── Record excerpts
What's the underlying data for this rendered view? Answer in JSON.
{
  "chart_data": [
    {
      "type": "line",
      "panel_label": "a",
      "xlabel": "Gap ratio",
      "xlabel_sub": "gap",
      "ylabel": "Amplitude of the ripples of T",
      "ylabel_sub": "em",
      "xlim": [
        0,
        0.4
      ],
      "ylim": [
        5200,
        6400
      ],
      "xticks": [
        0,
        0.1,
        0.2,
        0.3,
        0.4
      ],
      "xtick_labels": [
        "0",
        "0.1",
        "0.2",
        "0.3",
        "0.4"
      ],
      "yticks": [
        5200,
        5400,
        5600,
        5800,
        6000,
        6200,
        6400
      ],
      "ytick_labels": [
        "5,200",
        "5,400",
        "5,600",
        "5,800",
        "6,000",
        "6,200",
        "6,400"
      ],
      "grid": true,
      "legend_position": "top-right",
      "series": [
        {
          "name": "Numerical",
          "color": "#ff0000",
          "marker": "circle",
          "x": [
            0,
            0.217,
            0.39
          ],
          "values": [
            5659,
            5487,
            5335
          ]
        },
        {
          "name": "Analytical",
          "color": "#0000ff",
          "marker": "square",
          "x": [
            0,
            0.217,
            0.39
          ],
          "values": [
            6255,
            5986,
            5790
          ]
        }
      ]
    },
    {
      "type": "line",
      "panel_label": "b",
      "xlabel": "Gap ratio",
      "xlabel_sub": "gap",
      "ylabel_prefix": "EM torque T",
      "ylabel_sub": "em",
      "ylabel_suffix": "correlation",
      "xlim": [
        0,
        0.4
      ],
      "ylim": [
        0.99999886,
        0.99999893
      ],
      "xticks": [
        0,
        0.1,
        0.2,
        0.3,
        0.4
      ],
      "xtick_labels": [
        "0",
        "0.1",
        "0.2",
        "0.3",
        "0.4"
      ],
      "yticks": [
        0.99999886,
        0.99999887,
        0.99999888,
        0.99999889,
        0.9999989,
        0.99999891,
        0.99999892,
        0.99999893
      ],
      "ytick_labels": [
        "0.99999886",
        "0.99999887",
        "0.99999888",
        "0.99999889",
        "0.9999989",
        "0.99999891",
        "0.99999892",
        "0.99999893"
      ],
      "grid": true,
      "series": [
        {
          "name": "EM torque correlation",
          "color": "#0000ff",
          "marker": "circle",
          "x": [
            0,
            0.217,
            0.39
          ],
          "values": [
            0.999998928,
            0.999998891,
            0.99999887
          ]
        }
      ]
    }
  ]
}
────
- _Instruction_
Output the full listing exactly as it stands.

- _The result_
What's the underlying data for this rendered view? Answer in JSON.
{
  "chart_data": [
    {
      "type": "line",
      "panel_label": "a",
      "xlabel": "Gap ratio",
      "xlabel_sub": "gap",
      "ylabel": "Amplitude of the ripples of T",
      "ylabel_sub": "em",
      "xlim": [
        0,
        0.4
      ],
      "ylim": [
        5200,
        6400
      ],
      "xticks": [
        0,
        0.1,
        0.2,
        0.3,
        0.4
      ],
      "xtick_labels": [
        "0",
        "0.1",
        "0.2",
        "0.3",
        "0.4"
      ],
      "yticks": [
        5200,
        5400,
        5600,
        5800,
        6000,
        6200,
        6400
      ],
      "ytick_labels": [
        "5,200",
        "5,400",
        "5,600",
        "5,800",
        "6,000",
        "6,200",
        "6,400"
      ],
      "grid": true,
      "legend_position": "top-right",
      "series": [
        {
          "name": "Numerical",
          "color": "#ff0000",
          "marker": "circle",
          "x": [
            0,
            0.217,
            0.39
          ],
          "values": [
            5659,
            5487,
            5335
          ]
        },
        {
          "name": "Analytical",
          "color": "#0000ff",
          "marker": "square",
          "x": [
            0,
            0.217,
            0.39
          ],
          "values": [
            6255,
            5986,
            5790
          ]
        }
      ]
    },
    {
      "type": "line",
      "panel_label": "b",
      "xlabel": "Gap ratio",
      "xlabel_sub": "gap",
      "ylabel_prefix": "EM torque T",
      "ylabel_sub": "em",
      "ylabel_suffix": "correlation",
      "xlim": [
        0,
        0.4
      ],
      "ylim": [
        0.99999886,
        0.99999893
      ],
      "xticks": [
        0,
        0.1,
        0.2,
        0.3,
        0.4
      ],
      "xtick_labels": [
        "0",
        "0.1",
        "0.2",
        "0.3",
        "0.4"
      ],
      "yticks": [
        0.99999886,
        0.99999887,
        0.99999888,
        0.99999889,
        0.9999989,
        0.99999891,
        0.99999892,
        0.99999893
      ],
      "ytick_labels": [
        "0.99999886",
        "0.99999887",
        "0.99999888",
        "0.99999889",
        "0.9999989",
        "0.99999891",
        "0.99999892",
        "0.99999893"
      ],
      "grid": true,
      "series": [
        {
          "name": "EM torque correlation",
          "color": "#0000ff",
          "marker": "circle",
          "x": [
            0,
            0.217,
            0.39
          ],
          "values": [
            0.999998928,
            0.999998891,
            0.99999887
          ]
        }
      ]
    }
  ]
}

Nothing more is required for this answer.